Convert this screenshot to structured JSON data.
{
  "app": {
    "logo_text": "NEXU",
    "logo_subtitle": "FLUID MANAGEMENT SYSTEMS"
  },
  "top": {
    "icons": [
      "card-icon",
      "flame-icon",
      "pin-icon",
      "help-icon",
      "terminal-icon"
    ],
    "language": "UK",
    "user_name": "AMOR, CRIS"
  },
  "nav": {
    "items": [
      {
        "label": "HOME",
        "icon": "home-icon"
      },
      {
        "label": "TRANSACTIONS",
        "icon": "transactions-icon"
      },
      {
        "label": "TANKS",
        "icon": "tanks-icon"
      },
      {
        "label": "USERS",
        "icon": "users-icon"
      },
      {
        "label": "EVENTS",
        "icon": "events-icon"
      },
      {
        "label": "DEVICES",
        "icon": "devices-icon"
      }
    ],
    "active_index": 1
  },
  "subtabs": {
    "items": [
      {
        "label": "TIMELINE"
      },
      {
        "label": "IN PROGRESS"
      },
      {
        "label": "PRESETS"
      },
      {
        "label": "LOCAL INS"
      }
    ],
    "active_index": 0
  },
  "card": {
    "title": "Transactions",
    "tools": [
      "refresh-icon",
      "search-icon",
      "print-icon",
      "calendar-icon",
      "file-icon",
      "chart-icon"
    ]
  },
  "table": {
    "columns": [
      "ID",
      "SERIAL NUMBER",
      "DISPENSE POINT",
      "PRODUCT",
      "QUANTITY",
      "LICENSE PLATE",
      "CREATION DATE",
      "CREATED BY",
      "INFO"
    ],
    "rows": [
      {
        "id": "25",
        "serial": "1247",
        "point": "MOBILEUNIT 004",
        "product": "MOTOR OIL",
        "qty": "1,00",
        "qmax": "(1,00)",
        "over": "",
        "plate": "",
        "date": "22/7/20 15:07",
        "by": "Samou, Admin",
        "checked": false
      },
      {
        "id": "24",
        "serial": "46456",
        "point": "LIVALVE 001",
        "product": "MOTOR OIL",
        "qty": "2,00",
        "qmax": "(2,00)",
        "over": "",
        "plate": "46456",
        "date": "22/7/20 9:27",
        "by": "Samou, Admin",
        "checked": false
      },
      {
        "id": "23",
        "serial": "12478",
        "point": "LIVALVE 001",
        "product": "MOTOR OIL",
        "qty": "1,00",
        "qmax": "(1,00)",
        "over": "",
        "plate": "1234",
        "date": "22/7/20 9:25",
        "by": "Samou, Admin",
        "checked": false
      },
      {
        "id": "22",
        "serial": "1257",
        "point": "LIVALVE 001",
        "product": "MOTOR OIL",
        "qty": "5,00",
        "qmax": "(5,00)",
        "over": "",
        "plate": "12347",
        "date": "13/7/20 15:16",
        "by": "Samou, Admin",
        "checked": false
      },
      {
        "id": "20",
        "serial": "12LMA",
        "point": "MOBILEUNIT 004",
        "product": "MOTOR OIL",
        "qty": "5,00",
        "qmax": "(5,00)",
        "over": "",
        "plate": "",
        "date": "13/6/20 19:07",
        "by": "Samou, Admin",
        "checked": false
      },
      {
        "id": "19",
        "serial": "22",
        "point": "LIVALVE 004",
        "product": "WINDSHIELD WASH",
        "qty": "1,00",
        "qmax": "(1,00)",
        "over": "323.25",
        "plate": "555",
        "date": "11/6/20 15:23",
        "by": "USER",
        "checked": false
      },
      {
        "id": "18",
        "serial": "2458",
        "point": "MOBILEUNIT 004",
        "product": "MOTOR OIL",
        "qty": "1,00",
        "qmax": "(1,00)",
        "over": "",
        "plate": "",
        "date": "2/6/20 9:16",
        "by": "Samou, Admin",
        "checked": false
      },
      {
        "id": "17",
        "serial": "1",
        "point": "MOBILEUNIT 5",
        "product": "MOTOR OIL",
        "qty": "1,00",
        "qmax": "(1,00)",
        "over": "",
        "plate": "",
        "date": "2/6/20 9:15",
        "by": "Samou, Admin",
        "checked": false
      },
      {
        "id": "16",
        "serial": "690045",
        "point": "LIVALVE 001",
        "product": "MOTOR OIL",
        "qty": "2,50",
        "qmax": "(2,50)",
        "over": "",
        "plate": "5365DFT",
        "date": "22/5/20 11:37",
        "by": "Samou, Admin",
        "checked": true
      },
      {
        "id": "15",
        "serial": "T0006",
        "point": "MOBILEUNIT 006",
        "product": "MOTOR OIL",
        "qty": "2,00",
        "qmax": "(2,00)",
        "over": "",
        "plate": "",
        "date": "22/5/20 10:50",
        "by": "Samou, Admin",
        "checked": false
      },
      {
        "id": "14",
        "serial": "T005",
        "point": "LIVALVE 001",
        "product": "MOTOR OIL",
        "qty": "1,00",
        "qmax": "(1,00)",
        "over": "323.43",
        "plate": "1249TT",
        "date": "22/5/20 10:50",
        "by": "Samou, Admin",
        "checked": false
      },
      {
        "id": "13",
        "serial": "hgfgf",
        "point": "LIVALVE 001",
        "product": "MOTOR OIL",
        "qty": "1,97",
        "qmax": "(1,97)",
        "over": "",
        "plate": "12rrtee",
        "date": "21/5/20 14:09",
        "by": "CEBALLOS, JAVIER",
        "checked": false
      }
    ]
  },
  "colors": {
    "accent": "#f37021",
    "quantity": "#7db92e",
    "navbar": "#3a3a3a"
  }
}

******

Your task is to print all of the records exactly.

Convert this screenshot to structured JSON data.
{
  "app": {
    "logo_text": "NEXU",
    "logo_subtitle": "FLUID MANAGEMENT SYSTEMS"
  },
  "top": {
    "icons": [
      "card-icon",
      "flame-icon",
      "pin-icon",
      "help-icon",
      "terminal-icon"
    ],
    "language": "UK",
    "user_name": "AMOR, CRIS"
  },
  "nav": {
    "items": [
      {
        "label": "HOME",
        "icon": "home-icon"
      },
      {
        "label": "TRANSACTIONS",
        "icon": "transactions-icon"
      },
      {
        "label": "TANKS",
        "icon": "tanks-icon"
      },
      {
        "label": "USERS",
        "icon": "users-icon"
      },
      {
        "label": "EVENTS",
        "icon": "events-icon"
      },
      {
        "label": "DEVICES",
        "icon": "devices-icon"
      }
    ],
    "active_index": 1
  },
  "subtabs": {
    "items": [
      {
        "label": "TIMELINE"
      },
      {
        "label": "IN PROGRESS"
      },
      {
        "label": "PRESETS"
      },
      {
        "label": "LOCAL INS"
      }
    ],
    "active_index": 0
  },
  "card": {
    "title": "Transactions",
    "tools": [
      "refresh-icon",
      "search-icon",
      "print-icon",
      "calendar-icon",
      "file-icon",
      "chart-icon"
    ]
  },
  "table": {
    "columns": [
      "ID",
      "SERIAL NUMBER",
      "DISPENSE POINT",
      "PRODUCT",
      "QUANTITY",
      "LICENSE PLATE",
      "CREATION DATE",
      "CREATED BY",
      "INFO"
    ],
    "rows": [
      {
        "id": "25",
        "serial": "1247",
        "point": "MOBILEUNIT 004",
        "product": "MOTOR OIL",
        "qty": "1,00",
        "qmax": "(1,00)",
        "over": "",
        "plate": "",
        "date": "22/7/20 15:07",
        "by": "Samou, Admin",
        "checked": false
      },
      {
        "id": "24",
        "serial": "46456",
        "point": "LIVALVE 001",
        "product": "MOTOR OIL",
        "qty": "2,00",
        "qmax": "(2,00)",
        "over": "",
        "plate": "46456",
        "date": "22/7/20 9:27",
        "by": "Samou, Admin",
        "checked": false
      },
      {
        "id": "23",
        "serial": "12478",
        "point": "LIVALVE 001",
        "product": "MOTOR OIL",
        "qty": "1,00",
        "qmax": "(1,00)",
        "over": "",
        "plate": "1234",
        "date": "22/7/20 9:25",
        "by": "Samou, Admin",
        "checked": false
      },
      {
        "id": "22",
        "serial": "1257",
        "point": "LIVALVE 001",
        "product": "MOTOR OIL",
        "qty": "5,00",
        "qmax": "(5,00)",
        "over": "",
        "plate": "12347",
        "date": "13/7/20 15:16",
        "by": "Samou, Admin",
        "checked": false
      },
      {
        "id": "20",
        "serial": "12LMA",
        "point": "MOBILEUNIT 004",
        "product": "MOTOR OIL",
        "qty": "5,00",
        "qmax": "(5,00)",
        "over": "",
        "plate": "",
        "date": "13/6/20 19:07",
        "by": "Samou, Admin",
        "checked": false
      },
      {
        "id": "19",
        "serial": "22",
        "point": "LIVALVE 004",
        "product": "WINDSHIELD WASH",
        "qty": "1,00",
        "qmax": "(1,00)",
        "over": "323.25",
        "plate": "555",
        "date": "11/6/20 15:23",
        "by": "USER",
        "checked": false
      },
      {
        "id": "18",
        "serial": "2458",
        "point": "MOBILEUNIT 004",
        "product": "MOTOR OIL",
        "qty": "1,00",
        "qmax": "(1,00)",
        "over": "",
        "plate": "",
        "date": "2/6/20 9:16",
        "by": "Samou, Admin",
        "checked": false
      },
      {
        "id": "17",
        "serial": "1",
        "point": "MOBILEUNIT 5",
        "product": "MOTOR OIL",
        "qty": "1,00",
        "qmax": "(1,00)",
        "over": "",
        "plate": "",
        "date": "2/6/20 9:15",
        "by": "Samou, Admin",
        "checked": false
      },
      {
        "id": "16",
        "serial": "690045",
        "point": "LIVALVE 001",
        "product": "MOTOR OIL",
        "qty": "2,50",
        "qmax": "(2,50)",
        "over": "",
        "plate": "5365DFT",
        "date": "22/5/20 11:37",
        "by": "Samou, Admin",
        "checked": true
      },
      {
        "id": "15",
        "serial": "T0006",
        "point": "MOBILEUNIT 006",
        "product": "MOTOR OIL",
        "qty": "2,00",
        "qmax": "(2,00)",
        "over": "",
        "plate": "",
        "date": "22/5/20 10:50",
        "by": "Samou, Admin",
        "checked": false
      },
      {
        "id": "14",
        "serial": "T005",
        "point": "LIVALVE 001",
        "product": "MOTOR OIL",
        "qty": "1,00",
        "qmax": "(1,00)",
        "over": "323.43",
        "plate": "1249TT",
        "date": "22/5/20 10:50",
        "by": "Samou, Admin",
        "checked": false
      },
      {
        "id": "13",
        "serial": "hgfgf",
        "point": "LIVALVE 001",
        "product": "MOTOR OIL",
        "qty": "1,97",
        "qmax": "(1,97)",
        "over": "",
        "plate": "12rrtee",
        "date": "21/5/20 14:09",
        "by": "CEBALLOS, JAVIER",
        "checked": false
      }
    ]
  },
  "colors": {
    "accent": "#f37021",
    "quantity": "#7db92e",
    "navbar": "#3a3a3a"
  }
}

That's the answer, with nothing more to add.